[Extracted records]

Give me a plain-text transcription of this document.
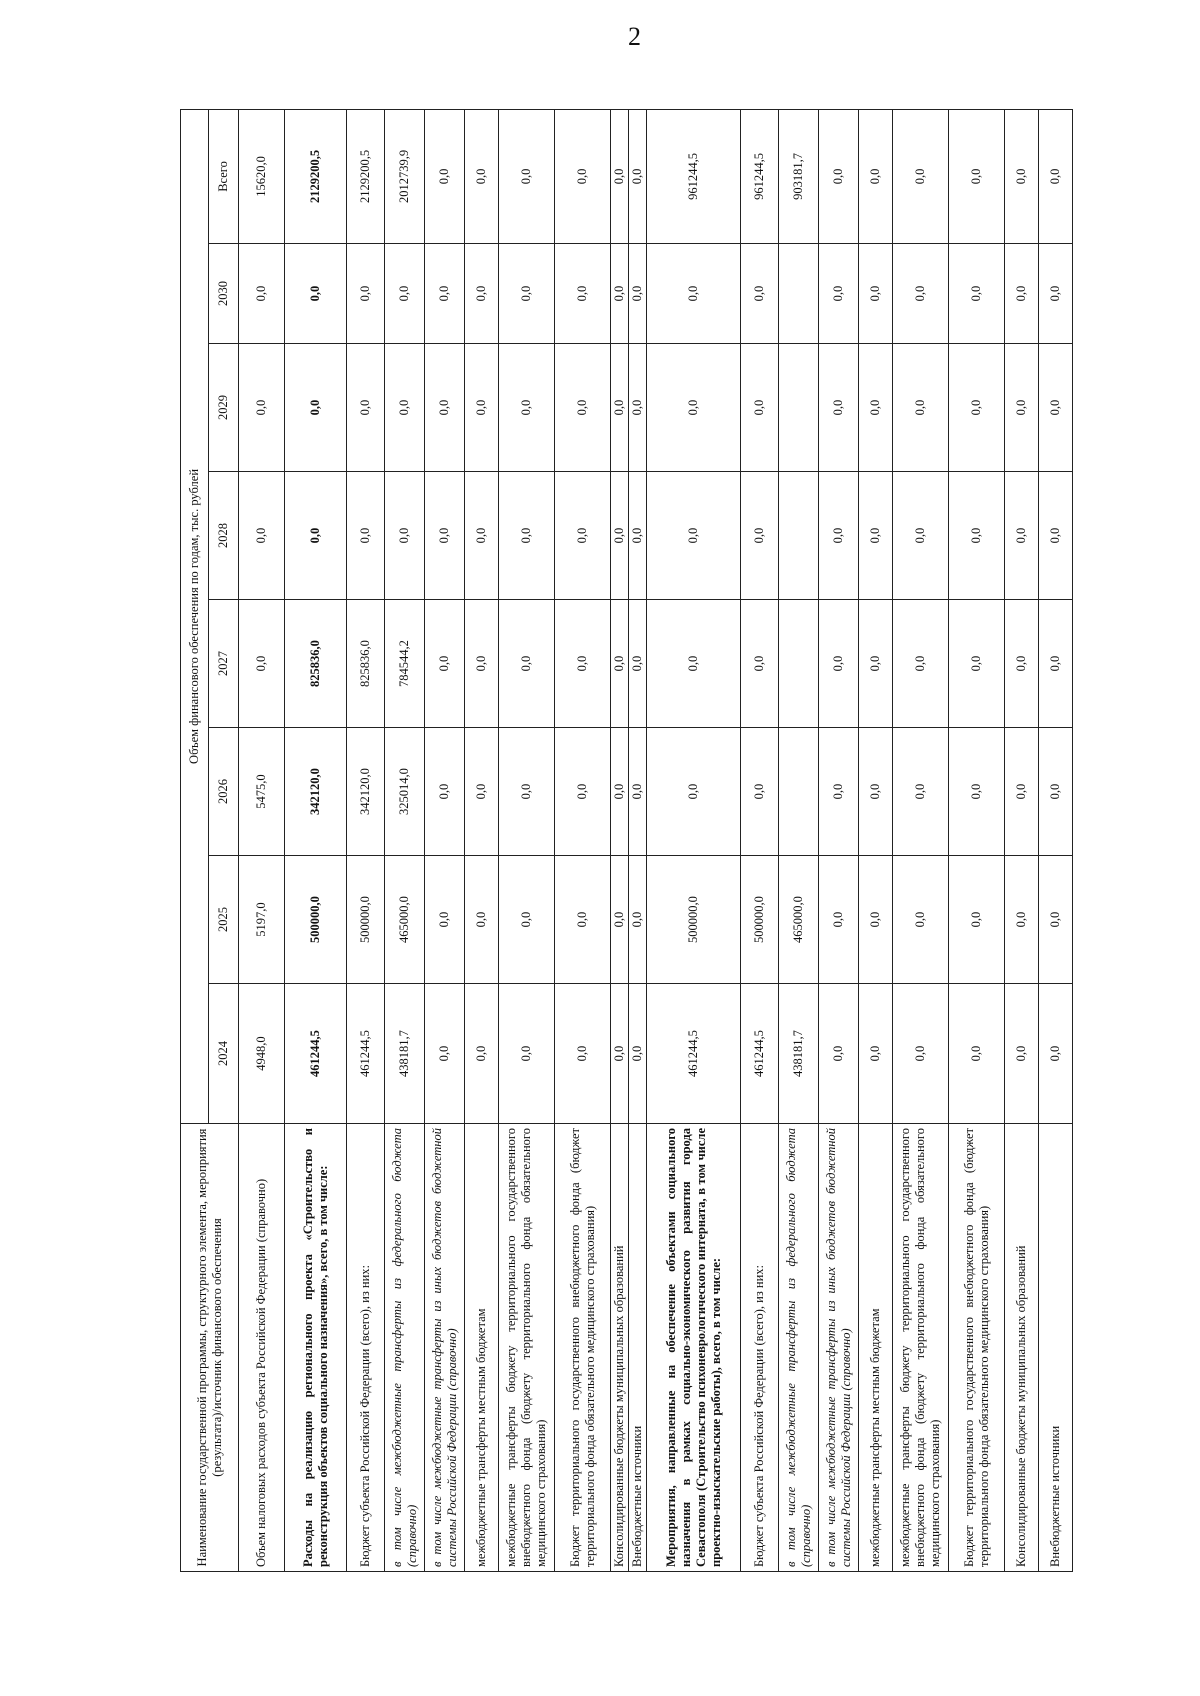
2
Наименование государственной программы, структурного элемента, мероприятия (результата)/источник финансового обеспечения	Объем финансового обеспечения по годам, тыс. рублей							
	2024	2025	2026	2027	2028	2029	2030	Всего
Объем налоговых расходов субъекта Российской Федерации (справочно)	4948,0	5197,0	5475,0	0,0	0,0	0,0	0,0	15620,0
Расходы на реализацию регионального проекта «Строительство и реконструкция объектов социального назначения», всего, в том числе:	461244,5	500000,0	342120,0	825836,0	0,0	0,0	0,0	2129200,5
Бюджет субъекта Российской Федерации (всего), из них:	461244,5	500000,0	342120,0	825836,0	0,0	0,0	0,0	2129200,5
в том числе межбюджетные трансферты из федерального бюджета (справочно)	438181,7	465000,0	325014,0	784544,2	0,0	0,0	0,0	2012739,9
в том числе межбюджетные трансферты из иных бюджетов бюджетной системы Российской Федерации (справочно)	0,0	0,0	0,0	0,0	0,0	0,0	0,0	0,0
межбюджетные трансферты местным бюджетам	0,0	0,0	0,0	0,0	0,0	0,0	0,0	0,0
межбюджетные трансферты бюджету территориального государственного внебюджетного фонда (бюджету территориального фонда обязательного медицинского страхования)	0,0	0,0	0,0	0,0	0,0	0,0	0,0	0,0
Бюджет территориального государственного внебюджетного фонда (бюджет территориального фонда обязательного медицинского страхования)	0,0	0,0	0,0	0,0	0,0	0,0	0,0	0,0
Консолидированные бюджеты муниципальных образований	0,0	0,0	0,0	0,0	0,0	0,0	0,0	0,0
Внебюджетные источники	0,0	0,0	0,0	0,0	0,0	0,0	0,0	0,0
Мероприятия, направленные на обеспечение объектами социального назначения в рамках социально-экономического развития города Севастополя (Строительство психоневрологического интерната, в том числе проектно-изыскательские работы), всего, в том числе:	461244,5	500000,0	0,0	0,0	0,0	0,0	0,0	961244,5
Бюджет субъекта Российской Федерации (всего), из них:	461244,5	500000,0	0,0	0,0	0,0	0,0	0,0	961244,5
в том числе межбюджетные трансферты из федерального бюджета (справочно)	438181,7	465000,0						903181,7
в том числе межбюджетные трансферты из иных бюджетов бюджетной системы Российской Федерации (справочно)	0,0	0,0	0,0	0,0	0,0	0,0	0,0	0,0
межбюджетные трансферты местным бюджетам	0,0	0,0	0,0	0,0	0,0	0,0	0,0	0,0
межбюджетные трансферты бюджету территориального государственного внебюджетного фонда (бюджету территориального фонда обязательного медицинского страхования)	0,0	0,0	0,0	0,0	0,0	0,0	0,0	0,0
Бюджет территориального государственного внебюджетного фонда (бюджет территориального фонда обязательного медицинского страхования)	0,0	0,0	0,0	0,0	0,0	0,0	0,0	0,0
Консолидированные бюджеты муниципальных образований	0,0	0,0	0,0	0,0	0,0	0,0	0,0	0,0
Внебюджетные источники	0,0	0,0	0,0	0,0	0,0	0,0	0,0	0,0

→ **INSTRUCTIONS TO FOLLOW**:
Pictures excluded, quote all the data above exactly.

→ **THE COMPLETED TASK**:
Give me a plain-text transcription of this document.
2
Наименование государственной программы, структурного элемента, мероприятия (результата)/источник финансового обеспечения	Объем финансового обеспечения по годам, тыс. рублей							
	2024	2025	2026	2027	2028	2029	2030	Всего
Объем налоговых расходов субъекта Российской Федерации (справочно)	4948,0	5197,0	5475,0	0,0	0,0	0,0	0,0	15620,0
Расходы на реализацию регионального проекта «Строительство и реконструкция объектов социального назначения», всего, в том числе:	461244,5	500000,0	342120,0	825836,0	0,0	0,0	0,0	2129200,5
Бюджет субъекта Российской Федерации (всего), из них:	461244,5	500000,0	342120,0	825836,0	0,0	0,0	0,0	2129200,5
в том числе межбюджетные трансферты из федерального бюджета (справочно)	438181,7	465000,0	325014,0	784544,2	0,0	0,0	0,0	2012739,9
в том числе межбюджетные трансферты из иных бюджетов бюджетной системы Российской Федерации (справочно)	0,0	0,0	0,0	0,0	0,0	0,0	0,0	0,0
межбюджетные трансферты местным бюджетам	0,0	0,0	0,0	0,0	0,0	0,0	0,0	0,0
межбюджетные трансферты бюджету территориального государственного внебюджетного фонда (бюджету территориального фонда обязательного медицинского страхования)	0,0	0,0	0,0	0,0	0,0	0,0	0,0	0,0
Бюджет территориального государственного внебюджетного фонда (бюджет территориального фонда обязательного медицинского страхования)	0,0	0,0	0,0	0,0	0,0	0,0	0,0	0,0
Консолидированные бюджеты муниципальных образований	0,0	0,0	0,0	0,0	0,0	0,0	0,0	0,0
Внебюджетные источники	0,0	0,0	0,0	0,0	0,0	0,0	0,0	0,0
Мероприятия, направленные на обеспечение объектами социального назначения в рамках социально-экономического развития города Севастополя (Строительство психоневрологического интерната, в том числе проектно-изыскательские работы), всего, в том числе:	461244,5	500000,0	0,0	0,0	0,0	0,0	0,0	961244,5
Бюджет субъекта Российской Федерации (всего), из них:	461244,5	500000,0	0,0	0,0	0,0	0,0	0,0	961244,5
в том числе межбюджетные трансферты из федерального бюджета (справочно)	438181,7	465000,0						903181,7
в том числе межбюджетные трансферты из иных бюджетов бюджетной системы Российской Федерации (справочно)	0,0	0,0	0,0	0,0	0,0	0,0	0,0	0,0
межбюджетные трансферты местным бюджетам	0,0	0,0	0,0	0,0	0,0	0,0	0,0	0,0
межбюджетные трансферты бюджету территориального государственного внебюджетного фонда (бюджету территориального фонда обязательного медицинского страхования)	0,0	0,0	0,0	0,0	0,0	0,0	0,0	0,0
Бюджет территориального государственного внебюджетного фонда (бюджет территориального фонда обязательного медицинского страхования)	0,0	0,0	0,0	0,0	0,0	0,0	0,0	0,0
Консолидированные бюджеты муниципальных образований	0,0	0,0	0,0	0,0	0,0	0,0	0,0	0,0
Внебюджетные источники	0,0	0,0	0,0	0,0	0,0	0,0	0,0	0,0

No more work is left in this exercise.